_Material for this task:_
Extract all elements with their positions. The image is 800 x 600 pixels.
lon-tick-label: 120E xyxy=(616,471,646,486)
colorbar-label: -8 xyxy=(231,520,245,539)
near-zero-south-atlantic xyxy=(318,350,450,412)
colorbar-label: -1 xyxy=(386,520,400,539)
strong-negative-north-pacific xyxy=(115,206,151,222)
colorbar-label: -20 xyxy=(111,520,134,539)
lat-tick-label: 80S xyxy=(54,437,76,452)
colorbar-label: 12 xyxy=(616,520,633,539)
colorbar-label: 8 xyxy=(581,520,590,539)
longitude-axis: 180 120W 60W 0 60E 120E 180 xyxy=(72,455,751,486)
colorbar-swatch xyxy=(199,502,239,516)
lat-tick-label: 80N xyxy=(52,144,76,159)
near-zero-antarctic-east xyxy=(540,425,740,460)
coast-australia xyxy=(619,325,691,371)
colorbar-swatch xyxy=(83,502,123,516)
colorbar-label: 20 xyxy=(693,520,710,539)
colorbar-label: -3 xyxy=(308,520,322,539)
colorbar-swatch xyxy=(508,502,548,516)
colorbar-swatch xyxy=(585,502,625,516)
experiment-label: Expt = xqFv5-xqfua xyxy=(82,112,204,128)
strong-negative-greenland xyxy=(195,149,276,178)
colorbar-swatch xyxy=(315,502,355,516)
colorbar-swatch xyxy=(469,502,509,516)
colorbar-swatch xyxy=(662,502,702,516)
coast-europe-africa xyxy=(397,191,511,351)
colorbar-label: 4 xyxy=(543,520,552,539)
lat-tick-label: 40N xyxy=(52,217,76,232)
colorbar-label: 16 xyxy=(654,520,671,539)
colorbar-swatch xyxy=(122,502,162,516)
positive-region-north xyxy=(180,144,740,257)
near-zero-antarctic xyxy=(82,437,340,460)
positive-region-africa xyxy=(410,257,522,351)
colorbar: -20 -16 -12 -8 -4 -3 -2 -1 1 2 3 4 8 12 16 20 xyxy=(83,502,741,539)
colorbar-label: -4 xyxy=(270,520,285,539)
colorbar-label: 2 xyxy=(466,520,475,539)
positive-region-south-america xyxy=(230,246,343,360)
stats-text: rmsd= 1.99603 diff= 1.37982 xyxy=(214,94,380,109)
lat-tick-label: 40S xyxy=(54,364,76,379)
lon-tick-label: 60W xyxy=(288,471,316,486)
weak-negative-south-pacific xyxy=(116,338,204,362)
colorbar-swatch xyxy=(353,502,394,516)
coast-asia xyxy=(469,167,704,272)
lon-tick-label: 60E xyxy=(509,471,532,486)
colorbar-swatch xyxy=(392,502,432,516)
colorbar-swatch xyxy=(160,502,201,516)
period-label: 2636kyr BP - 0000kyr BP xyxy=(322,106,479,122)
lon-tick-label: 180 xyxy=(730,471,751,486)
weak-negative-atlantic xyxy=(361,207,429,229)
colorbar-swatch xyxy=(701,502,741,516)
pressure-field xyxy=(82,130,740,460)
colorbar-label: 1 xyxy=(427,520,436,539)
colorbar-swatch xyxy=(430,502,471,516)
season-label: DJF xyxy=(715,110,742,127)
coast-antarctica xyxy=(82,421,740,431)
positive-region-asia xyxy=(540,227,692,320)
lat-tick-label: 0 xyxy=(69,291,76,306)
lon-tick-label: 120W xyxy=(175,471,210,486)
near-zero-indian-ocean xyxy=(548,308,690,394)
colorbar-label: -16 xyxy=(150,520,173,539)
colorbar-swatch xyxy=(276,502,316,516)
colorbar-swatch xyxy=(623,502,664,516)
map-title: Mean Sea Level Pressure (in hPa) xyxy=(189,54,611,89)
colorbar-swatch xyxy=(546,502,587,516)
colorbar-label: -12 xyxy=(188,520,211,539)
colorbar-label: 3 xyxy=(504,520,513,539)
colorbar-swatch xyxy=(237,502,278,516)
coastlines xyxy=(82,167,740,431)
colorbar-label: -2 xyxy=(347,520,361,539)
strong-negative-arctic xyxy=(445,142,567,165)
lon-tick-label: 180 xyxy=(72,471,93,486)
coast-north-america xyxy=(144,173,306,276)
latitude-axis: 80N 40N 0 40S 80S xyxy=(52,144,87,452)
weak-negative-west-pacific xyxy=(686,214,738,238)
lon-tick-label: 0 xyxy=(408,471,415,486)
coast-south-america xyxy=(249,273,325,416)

_Instruction:_ Report every line in the listing above that contains the word "negative", treating uppercase and lowercase as different.

_Result for this task:_
strong-negative-north-pacific xyxy=(115,206,151,222)
strong-negative-greenland xyxy=(195,149,276,178)
weak-negative-south-pacific xyxy=(116,338,204,362)
weak-negative-atlantic xyxy=(361,207,429,229)
strong-negative-arctic xyxy=(445,142,567,165)
weak-negative-west-pacific xyxy=(686,214,738,238)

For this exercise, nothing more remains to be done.